Materials provided

::::

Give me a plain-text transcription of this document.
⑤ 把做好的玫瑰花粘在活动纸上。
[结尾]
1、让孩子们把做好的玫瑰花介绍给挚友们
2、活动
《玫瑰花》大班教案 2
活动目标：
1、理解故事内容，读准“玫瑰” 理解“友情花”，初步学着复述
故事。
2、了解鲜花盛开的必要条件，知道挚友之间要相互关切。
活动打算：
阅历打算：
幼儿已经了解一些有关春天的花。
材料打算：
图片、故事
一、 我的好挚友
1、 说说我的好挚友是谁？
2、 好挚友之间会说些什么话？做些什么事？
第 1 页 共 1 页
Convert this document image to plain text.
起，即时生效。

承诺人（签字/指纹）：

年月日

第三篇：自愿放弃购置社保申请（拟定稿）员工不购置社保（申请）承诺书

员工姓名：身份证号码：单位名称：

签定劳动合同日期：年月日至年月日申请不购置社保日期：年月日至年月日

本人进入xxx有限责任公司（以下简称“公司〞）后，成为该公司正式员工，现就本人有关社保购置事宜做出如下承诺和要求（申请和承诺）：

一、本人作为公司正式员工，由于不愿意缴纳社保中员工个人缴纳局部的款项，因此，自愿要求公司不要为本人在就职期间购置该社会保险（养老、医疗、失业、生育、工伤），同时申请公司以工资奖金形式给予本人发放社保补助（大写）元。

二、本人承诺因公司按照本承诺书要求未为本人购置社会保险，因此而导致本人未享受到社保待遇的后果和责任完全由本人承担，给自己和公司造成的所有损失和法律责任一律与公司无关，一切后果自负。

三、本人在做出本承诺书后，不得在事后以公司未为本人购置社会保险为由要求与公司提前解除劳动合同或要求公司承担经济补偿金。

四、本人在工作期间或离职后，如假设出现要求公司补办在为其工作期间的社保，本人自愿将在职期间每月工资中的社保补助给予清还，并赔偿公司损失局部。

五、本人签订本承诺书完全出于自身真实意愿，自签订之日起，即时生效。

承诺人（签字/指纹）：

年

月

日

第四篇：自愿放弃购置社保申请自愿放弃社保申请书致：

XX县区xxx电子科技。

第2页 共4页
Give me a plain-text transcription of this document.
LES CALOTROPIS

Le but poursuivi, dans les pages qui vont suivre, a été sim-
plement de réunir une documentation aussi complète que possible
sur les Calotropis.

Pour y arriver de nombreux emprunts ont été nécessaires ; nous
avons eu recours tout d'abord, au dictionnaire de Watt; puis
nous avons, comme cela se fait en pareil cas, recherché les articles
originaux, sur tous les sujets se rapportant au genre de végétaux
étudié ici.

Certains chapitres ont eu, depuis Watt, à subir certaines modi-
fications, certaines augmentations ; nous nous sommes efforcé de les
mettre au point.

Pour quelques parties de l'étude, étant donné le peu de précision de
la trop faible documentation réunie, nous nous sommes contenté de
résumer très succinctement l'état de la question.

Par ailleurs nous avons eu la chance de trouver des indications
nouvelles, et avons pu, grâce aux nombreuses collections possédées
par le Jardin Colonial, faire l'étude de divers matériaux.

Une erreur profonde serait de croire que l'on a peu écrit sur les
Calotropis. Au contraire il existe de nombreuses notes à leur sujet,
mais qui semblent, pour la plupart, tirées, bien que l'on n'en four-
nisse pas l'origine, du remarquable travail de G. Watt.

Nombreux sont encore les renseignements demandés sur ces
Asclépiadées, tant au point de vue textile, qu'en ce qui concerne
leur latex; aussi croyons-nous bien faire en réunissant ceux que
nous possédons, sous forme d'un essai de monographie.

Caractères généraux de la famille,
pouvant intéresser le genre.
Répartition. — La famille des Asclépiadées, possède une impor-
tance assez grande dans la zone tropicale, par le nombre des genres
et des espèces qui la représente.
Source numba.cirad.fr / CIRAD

::::

What is being asked
Copy out the whole listing exactly as written.

Task solution
Give me a plain-text transcription of this document.
⑤ 把做好的玫瑰花粘在活动纸上。
[结尾]
1、让孩子们把做好的玫瑰花介绍给挚友们
2、活动
《玫瑰花》大班教案 2
活动目标：
1、理解故事内容，读准“玫瑰” 理解“友情花”，初步学着复述
故事。
2、了解鲜花盛开的必要条件，知道挚友之间要相互关切。
活动打算：
阅历打算：
幼儿已经了解一些有关春天的花。
材料打算：
图片、故事
一、 我的好挚友
1、 说说我的好挚友是谁？
2、 好挚友之间会说些什么话？做些什么事？
第 1 页 共 1 页
Convert this document image to plain text.
起，即时生效。

承诺人（签字/指纹）：

年月日

第三篇：自愿放弃购置社保申请（拟定稿）员工不购置社保（申请）承诺书

员工姓名：身份证号码：单位名称：

签定劳动合同日期：年月日至年月日申请不购置社保日期：年月日至年月日

本人进入xxx有限责任公司（以下简称“公司〞）后，成为该公司正式员工，现就本人有关社保购置事宜做出如下承诺和要求（申请和承诺）：

一、本人作为公司正式员工，由于不愿意缴纳社保中员工个人缴纳局部的款项，因此，自愿要求公司不要为本人在就职期间购置该社会保险（养老、医疗、失业、生育、工伤），同时申请公司以工资奖金形式给予本人发放社保补助（大写）元。

二、本人承诺因公司按照本承诺书要求未为本人购置社会保险，因此而导致本人未享受到社保待遇的后果和责任完全由本人承担，给自己和公司造成的所有损失和法律责任一律与公司无关，一切后果自负。

三、本人在做出本承诺书后，不得在事后以公司未为本人购置社会保险为由要求与公司提前解除劳动合同或要求公司承担经济补偿金。

四、本人在工作期间或离职后，如假设出现要求公司补办在为其工作期间的社保，本人自愿将在职期间每月工资中的社保补助给予清还，并赔偿公司损失局部。

五、本人签订本承诺书完全出于自身真实意愿，自签订之日起，即时生效。

承诺人（签字/指纹）：

年

月

日

第四篇：自愿放弃购置社保申请自愿放弃社保申请书致：

XX县区xxx电子科技。

第2页 共4页
Give me a plain-text transcription of this document.
LES CALOTROPIS

Le but poursuivi, dans les pages qui vont suivre, a été sim-
plement de réunir une documentation aussi complète que possible
sur les Calotropis.

Pour y arriver de nombreux emprunts ont été nécessaires ; nous
avons eu recours tout d'abord, au dictionnaire de Watt; puis
nous avons, comme cela se fait en pareil cas, recherché les articles
originaux, sur tous les sujets se rapportant au genre de végétaux
étudié ici.

Certains chapitres ont eu, depuis Watt, à subir certaines modi-
fications, certaines augmentations ; nous nous sommes efforcé de les
mettre au point.

Pour quelques parties de l'étude, étant donné le peu de précision de
la trop faible documentation réunie, nous nous sommes contenté de
résumer très succinctement l'état de la question.

Par ailleurs nous avons eu la chance de trouver des indications
nouvelles, et avons pu, grâce aux nombreuses collections possédées
par le Jardin Colonial, faire l'étude de divers matériaux.

Une erreur profonde serait de croire que l'on a peu écrit sur les
Calotropis. Au contraire il existe de nombreuses notes à leur sujet,
mais qui semblent, pour la plupart, tirées, bien que l'on n'en four-
nisse pas l'origine, du remarquable travail de G. Watt.

Nombreux sont encore les renseignements demandés sur ces
Asclépiadées, tant au point de vue textile, qu'en ce qui concerne
leur latex; aussi croyons-nous bien faire en réunissant ceux que
nous possédons, sous forme d'un essai de monographie.

Caractères généraux de la famille,
pouvant intéresser le genre.
Répartition. — La famille des Asclépiadées, possède une impor-
tance assez grande dans la zone tropicale, par le nombre des genres
et des espèces qui la représente.
Source numba.cirad.fr / CIRAD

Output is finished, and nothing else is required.